Instruction: Say how many lines contain "ularning", using only the number.

***** Extracted data

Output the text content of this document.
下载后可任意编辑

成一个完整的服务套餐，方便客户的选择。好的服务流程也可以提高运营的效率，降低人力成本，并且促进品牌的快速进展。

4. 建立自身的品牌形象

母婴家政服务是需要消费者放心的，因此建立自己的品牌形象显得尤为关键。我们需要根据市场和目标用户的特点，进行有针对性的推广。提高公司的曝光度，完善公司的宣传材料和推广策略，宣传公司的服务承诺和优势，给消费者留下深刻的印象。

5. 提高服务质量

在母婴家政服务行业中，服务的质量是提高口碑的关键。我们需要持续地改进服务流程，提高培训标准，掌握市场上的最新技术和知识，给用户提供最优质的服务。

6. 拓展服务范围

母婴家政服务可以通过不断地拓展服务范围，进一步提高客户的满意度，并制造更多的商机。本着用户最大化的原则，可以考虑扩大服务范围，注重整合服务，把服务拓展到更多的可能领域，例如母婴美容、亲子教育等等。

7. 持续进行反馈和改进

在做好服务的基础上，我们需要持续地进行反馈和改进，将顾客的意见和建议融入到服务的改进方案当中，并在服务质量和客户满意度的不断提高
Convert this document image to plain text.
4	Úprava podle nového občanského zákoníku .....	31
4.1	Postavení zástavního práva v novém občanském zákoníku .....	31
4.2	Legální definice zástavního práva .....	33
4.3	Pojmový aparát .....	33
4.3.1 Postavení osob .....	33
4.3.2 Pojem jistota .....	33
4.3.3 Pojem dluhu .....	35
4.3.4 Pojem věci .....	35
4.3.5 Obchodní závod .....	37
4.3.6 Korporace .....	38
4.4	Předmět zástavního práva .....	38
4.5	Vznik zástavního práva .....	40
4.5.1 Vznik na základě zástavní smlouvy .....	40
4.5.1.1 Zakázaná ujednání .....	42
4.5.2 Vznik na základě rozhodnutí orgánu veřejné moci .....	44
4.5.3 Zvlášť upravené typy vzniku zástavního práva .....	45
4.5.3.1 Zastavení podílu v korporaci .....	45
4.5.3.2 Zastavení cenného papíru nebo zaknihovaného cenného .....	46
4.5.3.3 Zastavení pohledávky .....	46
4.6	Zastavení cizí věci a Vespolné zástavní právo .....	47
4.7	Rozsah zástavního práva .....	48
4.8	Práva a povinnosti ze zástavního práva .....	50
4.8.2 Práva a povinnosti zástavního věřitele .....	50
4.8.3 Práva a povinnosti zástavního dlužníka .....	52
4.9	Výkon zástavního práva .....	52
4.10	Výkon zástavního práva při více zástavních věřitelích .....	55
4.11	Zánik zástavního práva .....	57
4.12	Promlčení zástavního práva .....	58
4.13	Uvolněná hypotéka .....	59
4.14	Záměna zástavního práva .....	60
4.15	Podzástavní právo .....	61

**********
***** Extracted data

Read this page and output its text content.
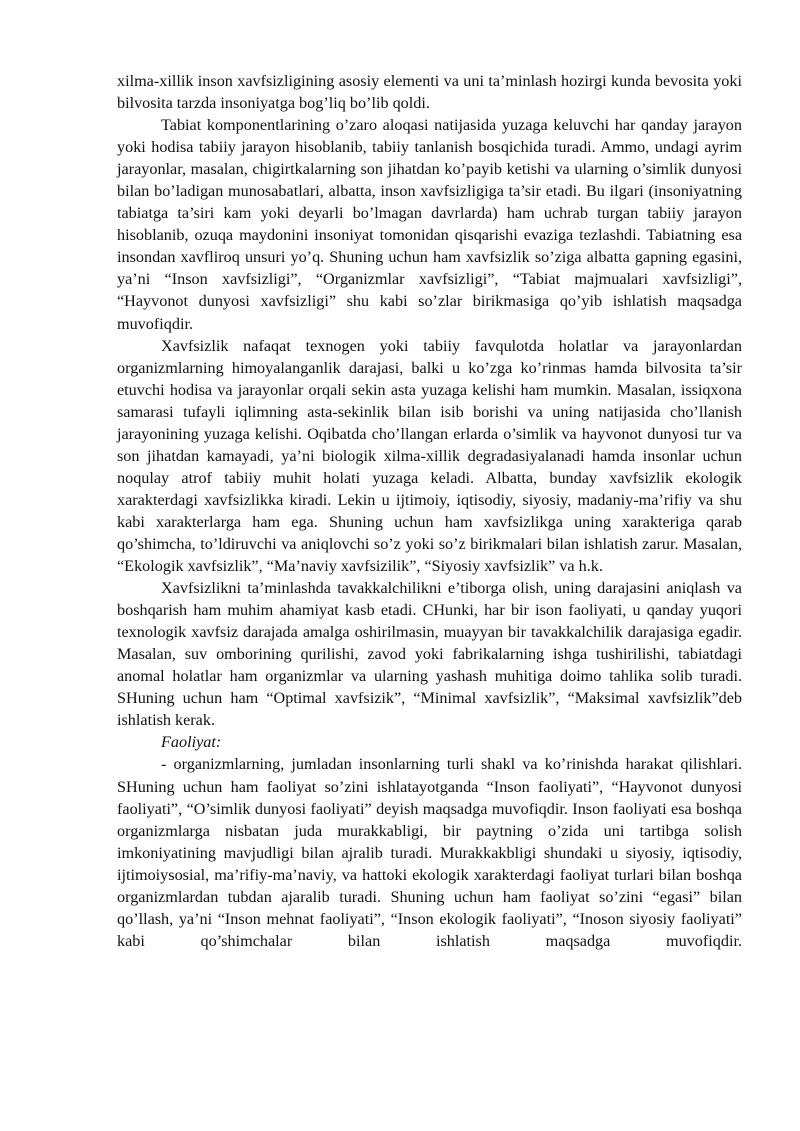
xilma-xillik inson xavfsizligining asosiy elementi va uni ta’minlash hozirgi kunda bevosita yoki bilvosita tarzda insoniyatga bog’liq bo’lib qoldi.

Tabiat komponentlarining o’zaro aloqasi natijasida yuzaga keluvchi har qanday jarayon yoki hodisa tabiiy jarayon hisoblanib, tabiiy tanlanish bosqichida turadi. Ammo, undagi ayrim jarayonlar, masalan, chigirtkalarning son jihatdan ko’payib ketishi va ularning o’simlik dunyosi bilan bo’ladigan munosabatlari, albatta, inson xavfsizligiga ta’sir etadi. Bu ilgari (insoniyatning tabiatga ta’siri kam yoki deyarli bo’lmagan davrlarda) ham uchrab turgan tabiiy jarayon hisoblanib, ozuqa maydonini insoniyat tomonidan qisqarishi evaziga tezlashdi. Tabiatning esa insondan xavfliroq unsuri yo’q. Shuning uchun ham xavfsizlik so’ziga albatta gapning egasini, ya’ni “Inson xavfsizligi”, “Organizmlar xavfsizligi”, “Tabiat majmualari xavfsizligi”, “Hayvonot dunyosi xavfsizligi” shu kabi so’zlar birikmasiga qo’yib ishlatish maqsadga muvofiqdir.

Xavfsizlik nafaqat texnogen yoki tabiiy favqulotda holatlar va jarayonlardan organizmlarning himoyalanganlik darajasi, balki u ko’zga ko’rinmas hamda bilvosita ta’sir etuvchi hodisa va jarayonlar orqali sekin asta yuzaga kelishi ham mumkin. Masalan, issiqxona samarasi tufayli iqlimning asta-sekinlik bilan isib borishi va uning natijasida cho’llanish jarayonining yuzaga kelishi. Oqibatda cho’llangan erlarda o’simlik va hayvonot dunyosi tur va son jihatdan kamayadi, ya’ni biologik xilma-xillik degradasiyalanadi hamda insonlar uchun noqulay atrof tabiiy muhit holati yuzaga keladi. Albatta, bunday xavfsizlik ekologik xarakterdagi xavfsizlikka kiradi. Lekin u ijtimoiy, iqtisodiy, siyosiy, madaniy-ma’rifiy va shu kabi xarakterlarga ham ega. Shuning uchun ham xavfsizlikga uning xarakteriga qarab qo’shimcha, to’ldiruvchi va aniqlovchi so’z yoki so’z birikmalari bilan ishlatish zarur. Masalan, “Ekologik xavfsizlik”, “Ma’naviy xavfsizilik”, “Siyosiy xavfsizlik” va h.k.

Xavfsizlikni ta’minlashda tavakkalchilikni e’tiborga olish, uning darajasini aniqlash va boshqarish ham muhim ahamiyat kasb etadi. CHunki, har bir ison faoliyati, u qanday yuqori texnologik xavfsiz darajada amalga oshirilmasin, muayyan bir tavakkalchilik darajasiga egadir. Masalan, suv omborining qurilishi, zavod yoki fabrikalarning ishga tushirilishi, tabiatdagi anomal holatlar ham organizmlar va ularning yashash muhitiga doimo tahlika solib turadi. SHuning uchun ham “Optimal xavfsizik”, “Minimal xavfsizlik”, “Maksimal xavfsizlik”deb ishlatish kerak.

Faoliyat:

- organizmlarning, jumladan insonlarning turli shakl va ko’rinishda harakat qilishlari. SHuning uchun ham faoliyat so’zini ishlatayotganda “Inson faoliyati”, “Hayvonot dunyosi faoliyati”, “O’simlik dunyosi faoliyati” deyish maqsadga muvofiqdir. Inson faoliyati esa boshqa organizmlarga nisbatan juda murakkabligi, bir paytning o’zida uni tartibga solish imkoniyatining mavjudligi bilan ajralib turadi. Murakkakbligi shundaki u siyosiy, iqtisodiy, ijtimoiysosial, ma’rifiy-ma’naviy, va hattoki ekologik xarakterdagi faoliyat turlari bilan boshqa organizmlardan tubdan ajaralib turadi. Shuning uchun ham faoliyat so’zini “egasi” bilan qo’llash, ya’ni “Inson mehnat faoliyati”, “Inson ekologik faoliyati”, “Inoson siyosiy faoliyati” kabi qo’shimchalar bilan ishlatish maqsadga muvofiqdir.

**********
***** Extracted data

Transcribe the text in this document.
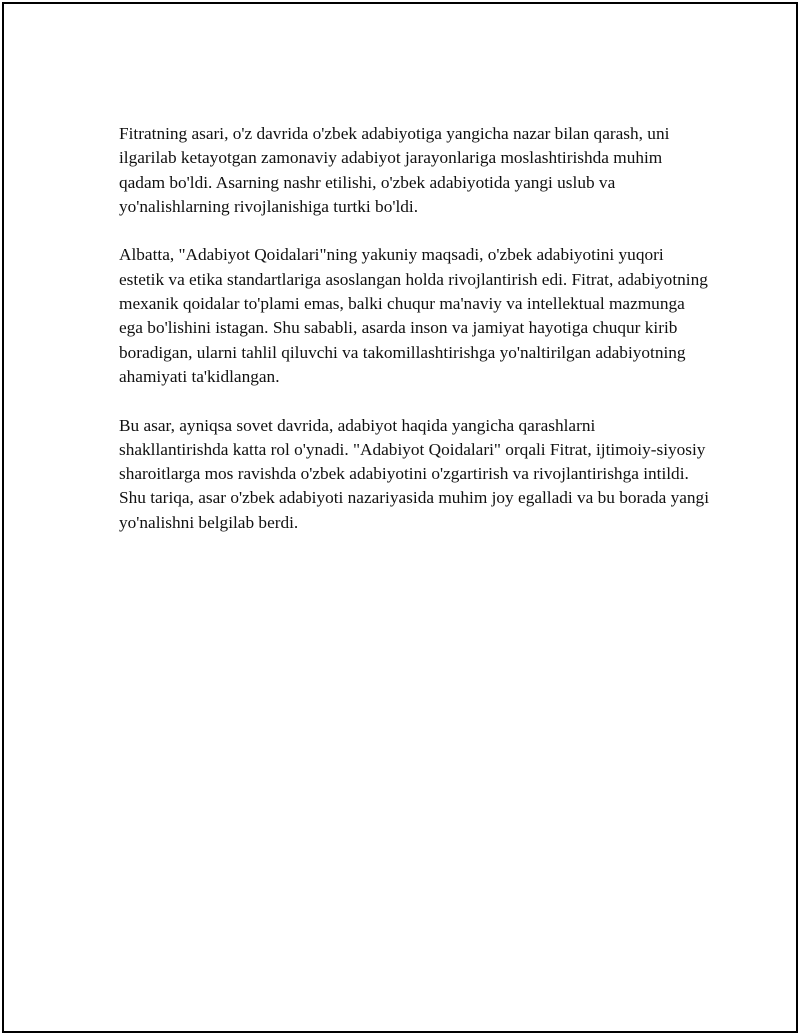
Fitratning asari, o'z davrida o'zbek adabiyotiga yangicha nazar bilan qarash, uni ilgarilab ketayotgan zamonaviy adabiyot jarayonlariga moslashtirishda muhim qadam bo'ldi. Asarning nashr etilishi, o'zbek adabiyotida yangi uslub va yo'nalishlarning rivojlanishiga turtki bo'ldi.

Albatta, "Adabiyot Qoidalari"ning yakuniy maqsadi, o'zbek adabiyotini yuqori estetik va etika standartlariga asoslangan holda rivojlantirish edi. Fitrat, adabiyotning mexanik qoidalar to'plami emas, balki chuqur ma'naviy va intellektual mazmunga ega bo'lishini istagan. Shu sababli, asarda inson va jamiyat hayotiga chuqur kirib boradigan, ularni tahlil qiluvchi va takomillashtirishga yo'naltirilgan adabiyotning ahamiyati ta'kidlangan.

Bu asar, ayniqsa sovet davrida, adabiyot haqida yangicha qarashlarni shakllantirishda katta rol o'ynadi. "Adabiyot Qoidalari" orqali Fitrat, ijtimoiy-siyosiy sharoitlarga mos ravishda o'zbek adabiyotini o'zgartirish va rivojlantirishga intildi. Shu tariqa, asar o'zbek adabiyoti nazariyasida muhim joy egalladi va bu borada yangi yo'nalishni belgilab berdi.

**********

Result for this exercise: 2